[TASK TO COMPLETE] Where does the string "Comedy" appear? Copy every line of the entries below that holds it.

[Rows from a dataset]
--- START ---

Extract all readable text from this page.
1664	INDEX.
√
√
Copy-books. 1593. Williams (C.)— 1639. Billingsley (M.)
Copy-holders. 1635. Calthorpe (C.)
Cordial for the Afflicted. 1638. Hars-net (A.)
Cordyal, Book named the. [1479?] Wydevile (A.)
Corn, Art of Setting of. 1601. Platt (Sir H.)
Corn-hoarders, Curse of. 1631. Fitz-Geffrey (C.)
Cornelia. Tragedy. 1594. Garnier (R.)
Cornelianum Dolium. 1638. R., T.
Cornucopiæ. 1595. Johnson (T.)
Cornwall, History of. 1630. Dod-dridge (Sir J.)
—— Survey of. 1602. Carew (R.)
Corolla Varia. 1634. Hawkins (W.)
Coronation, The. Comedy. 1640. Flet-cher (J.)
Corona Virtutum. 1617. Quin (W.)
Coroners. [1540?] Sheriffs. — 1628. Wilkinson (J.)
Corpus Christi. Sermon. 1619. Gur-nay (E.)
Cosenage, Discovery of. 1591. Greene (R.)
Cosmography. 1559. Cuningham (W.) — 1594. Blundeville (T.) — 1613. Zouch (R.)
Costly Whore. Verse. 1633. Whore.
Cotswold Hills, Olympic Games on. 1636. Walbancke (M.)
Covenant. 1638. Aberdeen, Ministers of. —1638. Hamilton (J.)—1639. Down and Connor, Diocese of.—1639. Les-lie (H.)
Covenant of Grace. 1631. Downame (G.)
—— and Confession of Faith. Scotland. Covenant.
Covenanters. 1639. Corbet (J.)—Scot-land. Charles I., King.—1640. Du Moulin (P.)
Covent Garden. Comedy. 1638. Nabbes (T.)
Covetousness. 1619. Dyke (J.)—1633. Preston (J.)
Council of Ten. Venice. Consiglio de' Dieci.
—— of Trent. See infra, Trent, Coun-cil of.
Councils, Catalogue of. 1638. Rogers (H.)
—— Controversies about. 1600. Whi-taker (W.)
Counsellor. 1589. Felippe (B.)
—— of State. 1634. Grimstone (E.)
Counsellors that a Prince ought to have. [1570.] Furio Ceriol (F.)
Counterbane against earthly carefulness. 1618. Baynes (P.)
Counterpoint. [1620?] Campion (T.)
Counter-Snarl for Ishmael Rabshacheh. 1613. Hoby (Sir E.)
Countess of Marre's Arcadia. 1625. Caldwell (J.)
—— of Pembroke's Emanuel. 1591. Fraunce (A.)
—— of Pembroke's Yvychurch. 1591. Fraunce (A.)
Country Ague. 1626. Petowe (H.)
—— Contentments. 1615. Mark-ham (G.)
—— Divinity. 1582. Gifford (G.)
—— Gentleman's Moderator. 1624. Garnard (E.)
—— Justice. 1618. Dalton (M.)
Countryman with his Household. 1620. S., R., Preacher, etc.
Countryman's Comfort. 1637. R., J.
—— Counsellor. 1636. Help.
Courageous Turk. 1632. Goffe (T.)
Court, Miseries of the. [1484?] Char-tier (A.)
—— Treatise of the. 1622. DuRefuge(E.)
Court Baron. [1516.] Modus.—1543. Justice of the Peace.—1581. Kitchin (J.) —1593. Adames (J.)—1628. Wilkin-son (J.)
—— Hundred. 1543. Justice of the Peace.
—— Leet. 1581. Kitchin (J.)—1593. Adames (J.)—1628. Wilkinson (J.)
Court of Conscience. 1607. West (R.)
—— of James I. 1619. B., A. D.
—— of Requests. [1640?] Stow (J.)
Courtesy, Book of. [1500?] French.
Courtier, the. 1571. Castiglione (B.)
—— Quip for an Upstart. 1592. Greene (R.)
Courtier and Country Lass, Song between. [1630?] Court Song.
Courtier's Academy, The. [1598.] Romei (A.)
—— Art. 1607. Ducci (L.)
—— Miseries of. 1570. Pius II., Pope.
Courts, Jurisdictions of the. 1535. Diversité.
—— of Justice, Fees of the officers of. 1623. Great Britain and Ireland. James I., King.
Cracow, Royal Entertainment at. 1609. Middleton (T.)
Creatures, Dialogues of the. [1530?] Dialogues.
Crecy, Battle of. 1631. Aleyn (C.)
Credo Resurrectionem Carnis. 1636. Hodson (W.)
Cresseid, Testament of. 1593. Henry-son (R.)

--- END ---

[SOLUTION BELOW]
Coronation, The. Comedy. 1640. Flet-cher (J.)
Covent Garden. Comedy. 1638. Nabbes (T.)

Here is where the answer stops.